*GOAL OF THE EXERCISE*: Leave every picture out and write out the records below exactly.

*TASK DATA*:
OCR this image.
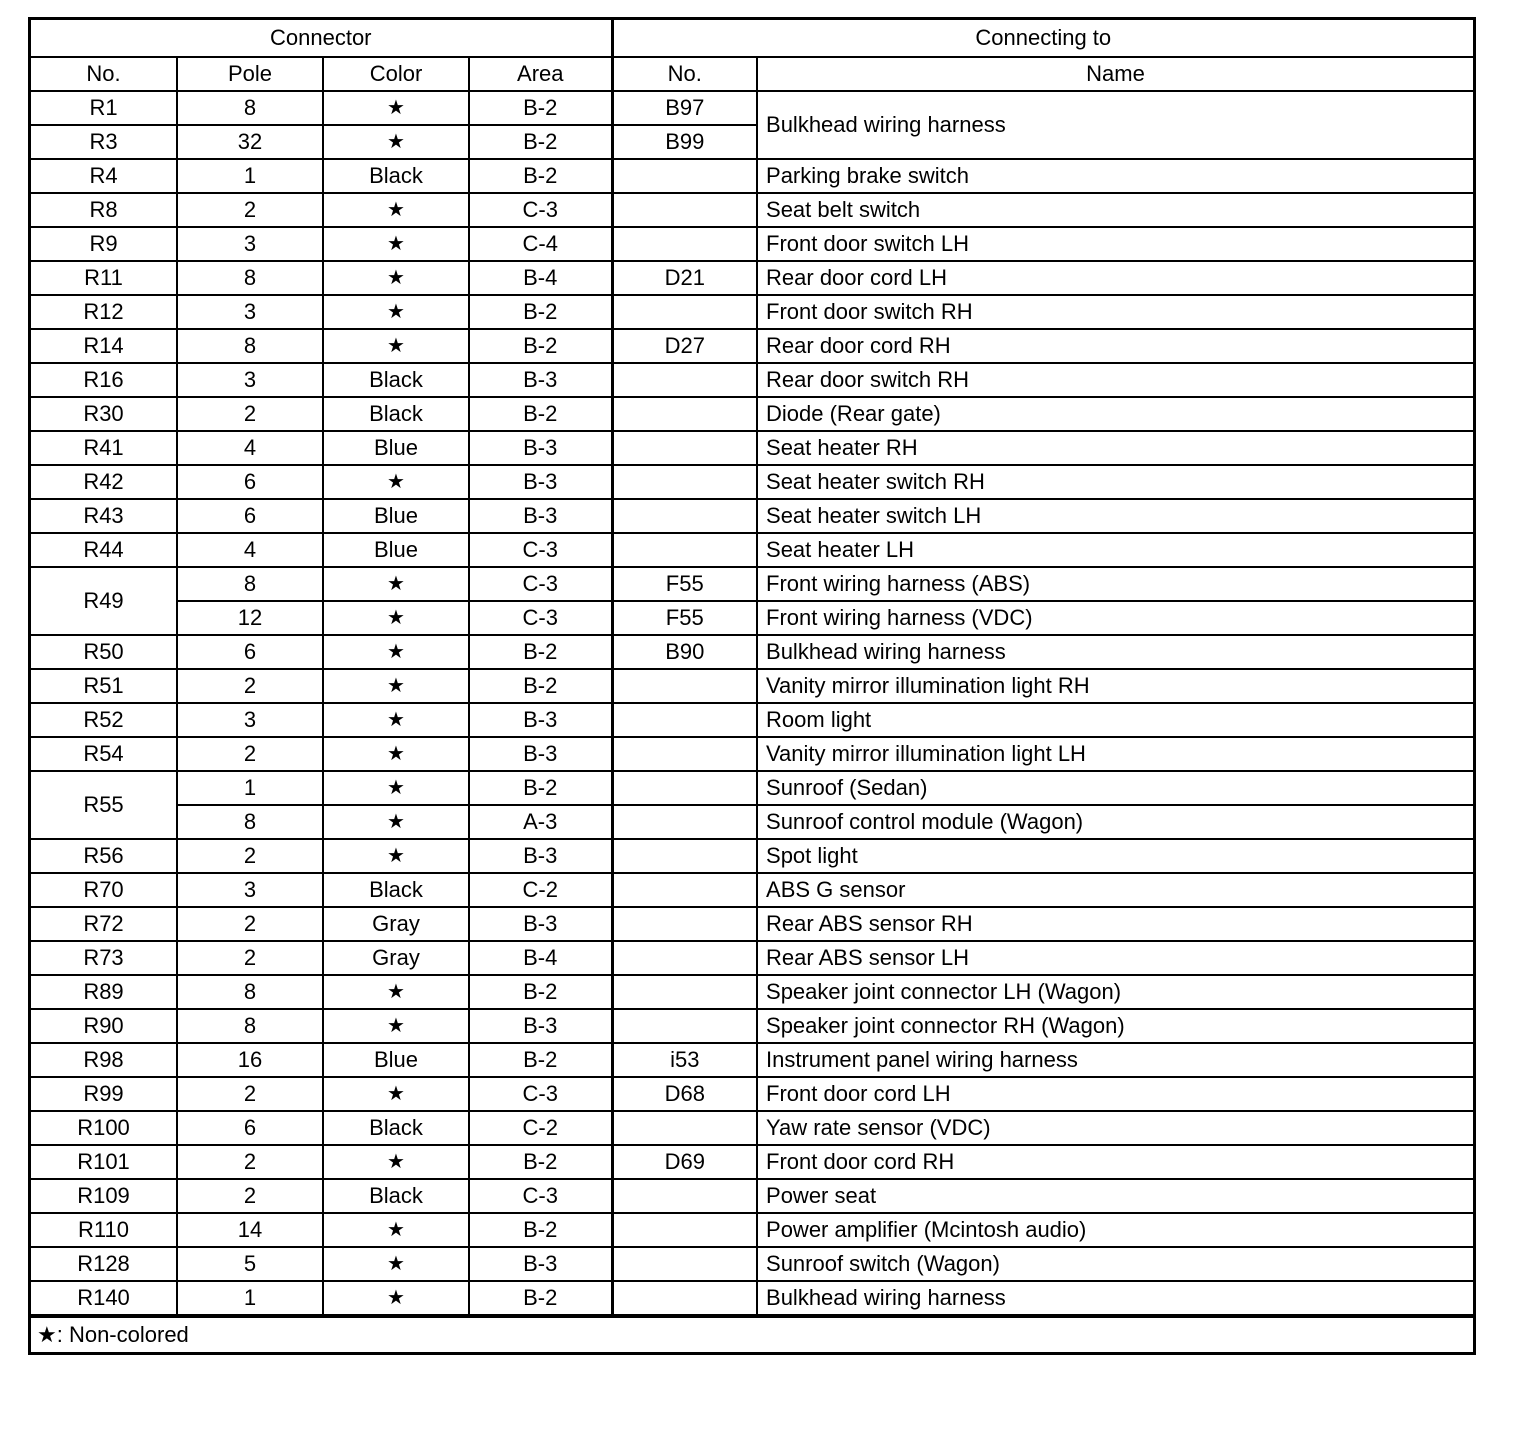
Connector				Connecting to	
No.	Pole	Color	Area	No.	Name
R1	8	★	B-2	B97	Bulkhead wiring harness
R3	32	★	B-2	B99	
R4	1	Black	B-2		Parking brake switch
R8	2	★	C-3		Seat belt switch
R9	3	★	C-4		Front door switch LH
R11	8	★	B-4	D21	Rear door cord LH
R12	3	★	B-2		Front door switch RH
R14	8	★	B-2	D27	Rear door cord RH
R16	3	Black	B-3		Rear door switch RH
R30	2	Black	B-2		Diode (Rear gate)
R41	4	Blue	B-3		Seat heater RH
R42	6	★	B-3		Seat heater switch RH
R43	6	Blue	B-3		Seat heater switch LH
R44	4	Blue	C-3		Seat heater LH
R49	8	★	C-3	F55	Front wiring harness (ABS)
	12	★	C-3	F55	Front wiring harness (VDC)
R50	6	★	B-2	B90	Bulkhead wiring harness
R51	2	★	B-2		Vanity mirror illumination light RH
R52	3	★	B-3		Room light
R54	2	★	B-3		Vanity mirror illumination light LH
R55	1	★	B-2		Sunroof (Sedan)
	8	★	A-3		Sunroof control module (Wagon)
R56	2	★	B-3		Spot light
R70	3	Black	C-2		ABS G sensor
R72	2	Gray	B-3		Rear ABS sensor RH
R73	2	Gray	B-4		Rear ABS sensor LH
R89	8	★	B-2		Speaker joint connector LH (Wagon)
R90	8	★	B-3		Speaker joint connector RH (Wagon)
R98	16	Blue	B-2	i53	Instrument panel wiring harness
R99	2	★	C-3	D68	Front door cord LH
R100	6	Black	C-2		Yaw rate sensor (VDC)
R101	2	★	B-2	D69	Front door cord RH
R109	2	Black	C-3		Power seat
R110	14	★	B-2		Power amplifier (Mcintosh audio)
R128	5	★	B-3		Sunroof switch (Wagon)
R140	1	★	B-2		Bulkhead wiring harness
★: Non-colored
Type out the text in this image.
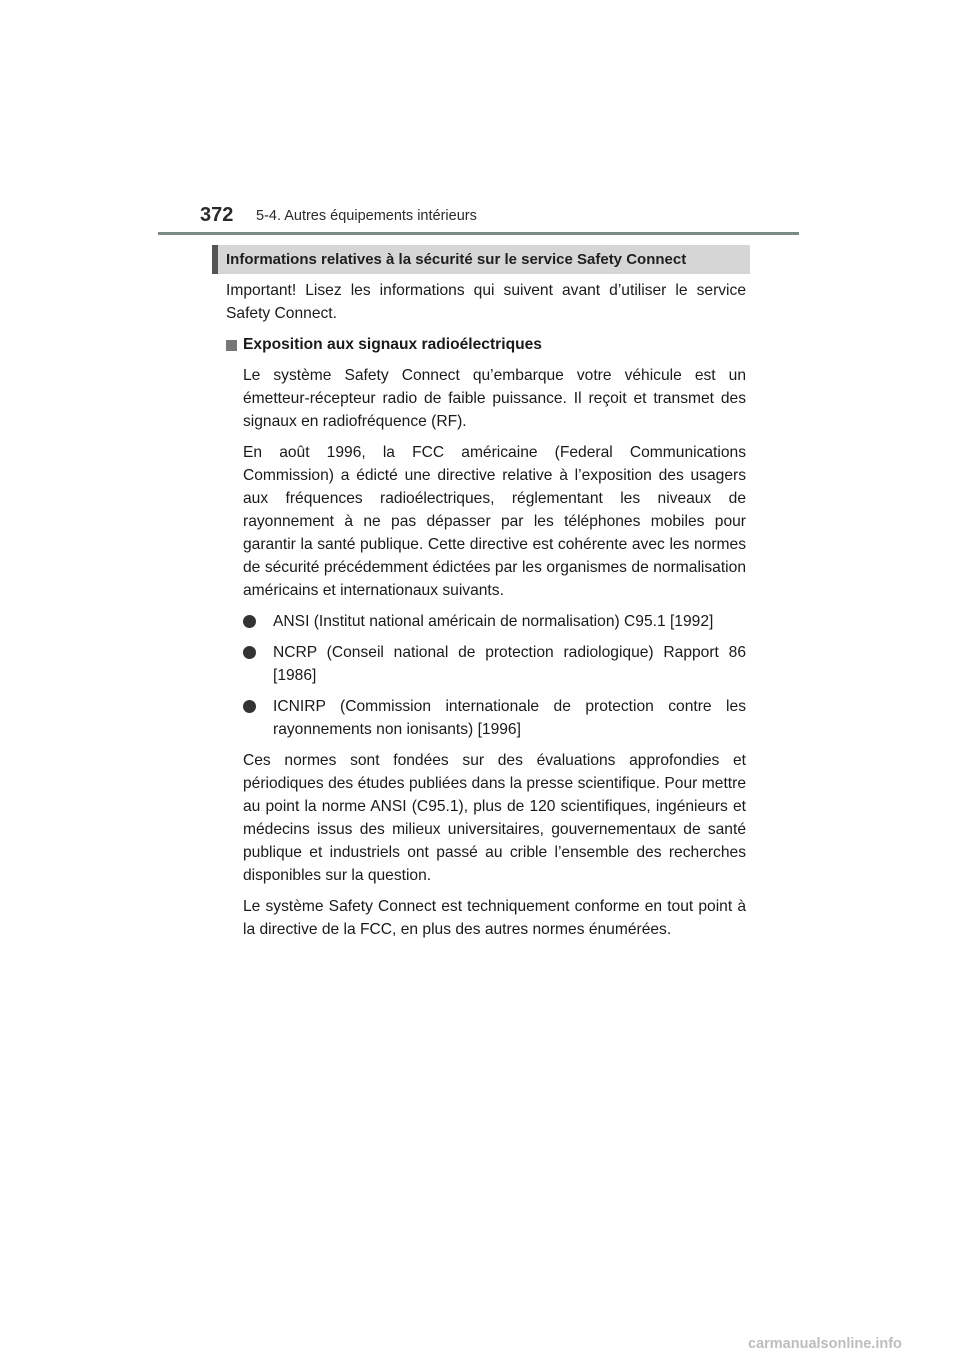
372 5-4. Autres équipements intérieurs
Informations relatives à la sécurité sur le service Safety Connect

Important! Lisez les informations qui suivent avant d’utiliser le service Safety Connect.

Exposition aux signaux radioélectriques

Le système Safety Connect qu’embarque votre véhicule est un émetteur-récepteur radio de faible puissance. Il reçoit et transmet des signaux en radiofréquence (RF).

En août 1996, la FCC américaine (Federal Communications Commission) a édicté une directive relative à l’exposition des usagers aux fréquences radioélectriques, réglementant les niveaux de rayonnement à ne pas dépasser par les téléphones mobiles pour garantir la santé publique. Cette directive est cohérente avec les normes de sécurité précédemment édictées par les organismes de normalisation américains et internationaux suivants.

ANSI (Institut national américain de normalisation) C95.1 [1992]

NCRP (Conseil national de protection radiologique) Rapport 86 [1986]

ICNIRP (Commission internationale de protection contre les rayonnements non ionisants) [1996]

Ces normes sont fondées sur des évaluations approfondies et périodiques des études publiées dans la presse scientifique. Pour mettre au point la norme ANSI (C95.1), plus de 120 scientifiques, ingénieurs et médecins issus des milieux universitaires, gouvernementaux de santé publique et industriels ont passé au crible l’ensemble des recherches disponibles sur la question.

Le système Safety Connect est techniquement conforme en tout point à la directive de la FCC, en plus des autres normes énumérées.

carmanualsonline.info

*RESPONSE TO THE TASK*:
OCR this image.
Connector				Connecting to	
No.	Pole	Color	Area	No.	Name
R1	8	★	B-2	B97	Bulkhead wiring harness
R3	32	★	B-2	B99	
R4	1	Black	B-2		Parking brake switch
R8	2	★	C-3		Seat belt switch
R9	3	★	C-4		Front door switch LH
R11	8	★	B-4	D21	Rear door cord LH
R12	3	★	B-2		Front door switch RH
R14	8	★	B-2	D27	Rear door cord RH
R16	3	Black	B-3		Rear door switch RH
R30	2	Black	B-2		Diode (Rear gate)
R41	4	Blue	B-3		Seat heater RH
R42	6	★	B-3		Seat heater switch RH
R43	6	Blue	B-3		Seat heater switch LH
R44	4	Blue	C-3		Seat heater LH
R49	8	★	C-3	F55	Front wiring harness (ABS)
	12	★	C-3	F55	Front wiring harness (VDC)
R50	6	★	B-2	B90	Bulkhead wiring harness
R51	2	★	B-2		Vanity mirror illumination light RH
R52	3	★	B-3		Room light
R54	2	★	B-3		Vanity mirror illumination light LH
R55	1	★	B-2		Sunroof (Sedan)
	8	★	A-3		Sunroof control module (Wagon)
R56	2	★	B-3		Spot light
R70	3	Black	C-2		ABS G sensor
R72	2	Gray	B-3		Rear ABS sensor RH
R73	2	Gray	B-4		Rear ABS sensor LH
R89	8	★	B-2		Speaker joint connector LH (Wagon)
R90	8	★	B-3		Speaker joint connector RH (Wagon)
R98	16	Blue	B-2	i53	Instrument panel wiring harness
R99	2	★	C-3	D68	Front door cord LH
R100	6	Black	C-2		Yaw rate sensor (VDC)
R101	2	★	B-2	D69	Front door cord RH
R109	2	Black	C-3		Power seat
R110	14	★	B-2		Power amplifier (Mcintosh audio)
R128	5	★	B-3		Sunroof switch (Wagon)
R140	1	★	B-2		Bulkhead wiring harness
★: Non-colored
Type out the text in this image.
372 5-4. Autres équipements intérieurs
Informations relatives à la sécurité sur le service Safety Connect

Important! Lisez les informations qui suivent avant d’utiliser le service Safety Connect.

Exposition aux signaux radioélectriques

Le système Safety Connect qu’embarque votre véhicule est un émetteur-récepteur radio de faible puissance. Il reçoit et transmet des signaux en radiofréquence (RF).

En août 1996, la FCC américaine (Federal Communications Commission) a édicté une directive relative à l’exposition des usagers aux fréquences radioélectriques, réglementant les niveaux de rayonnement à ne pas dépasser par les téléphones mobiles pour garantir la santé publique. Cette directive est cohérente avec les normes de sécurité précédemment édictées par les organismes de normalisation américains et internationaux suivants.

ANSI (Institut national américain de normalisation) C95.1 [1992]

NCRP (Conseil national de protection radiologique) Rapport 86 [1986]

ICNIRP (Commission internationale de protection contre les rayonnements non ionisants) [1996]

Ces normes sont fondées sur des évaluations approfondies et périodiques des études publiées dans la presse scientifique. Pour mettre au point la norme ANSI (C95.1), plus de 120 scientifiques, ingénieurs et médecins issus des milieux universitaires, gouvernementaux de santé publique et industriels ont passé au crible l’ensemble des recherches disponibles sur la question.

Le système Safety Connect est techniquement conforme en tout point à la directive de la FCC, en plus des autres normes énumérées.

carmanualsonline.info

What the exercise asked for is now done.